- _What is required_
Repeat each record below exactly, dropping the pictures.

- _Supplied records_
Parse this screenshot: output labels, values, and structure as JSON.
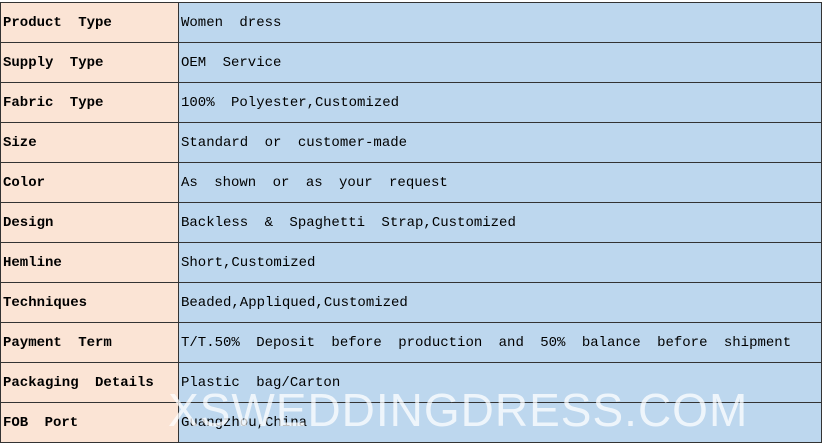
{
  "table": {
    "rows": [
      [
        "Product Type",
        "Women dress"
      ],
      [
        "Supply Type",
        "OEM Service"
      ],
      [
        "Fabric Type",
        "100% Polyester,Customized"
      ],
      [
        "Size",
        "Standard or customer-made"
      ],
      [
        "Color",
        "As shown or as your request"
      ],
      [
        "Design",
        "Backless & Spaghetti Strap,Customized"
      ],
      [
        "Hemline",
        "Short,Customized"
      ],
      [
        "Techniques",
        "Beaded,Appliqued,Customized"
      ],
      [
        "Payment Term",
        "T/T.50% Deposit before production and 50% balance before shipment"
      ],
      [
        "Packaging Details",
        "Plastic bag/Carton"
      ],
      [
        "FOB Port",
        "Guangzhou,China"
      ]
    ]
  },
  "watermark": "XSWEDDINGDRESS.COM"
}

- _Task response_
Parse this screenshot: output labels, values, and structure as JSON.
{
  "table": {
    "rows": [
      [
        "Product Type",
        "Women dress"
      ],
      [
        "Supply Type",
        "OEM Service"
      ],
      [
        "Fabric Type",
        "100% Polyester,Customized"
      ],
      [
        "Size",
        "Standard or customer-made"
      ],
      [
        "Color",
        "As shown or as your request"
      ],
      [
        "Design",
        "Backless & Spaghetti Strap,Customized"
      ],
      [
        "Hemline",
        "Short,Customized"
      ],
      [
        "Techniques",
        "Beaded,Appliqued,Customized"
      ],
      [
        "Payment Term",
        "T/T.50% Deposit before production and 50% balance before shipment"
      ],
      [
        "Packaging Details",
        "Plastic bag/Carton"
      ],
      [
        "FOB Port",
        "Guangzhou,China"
      ]
    ]
  },
  "watermark": "XSWEDDINGDRESS.COM"
}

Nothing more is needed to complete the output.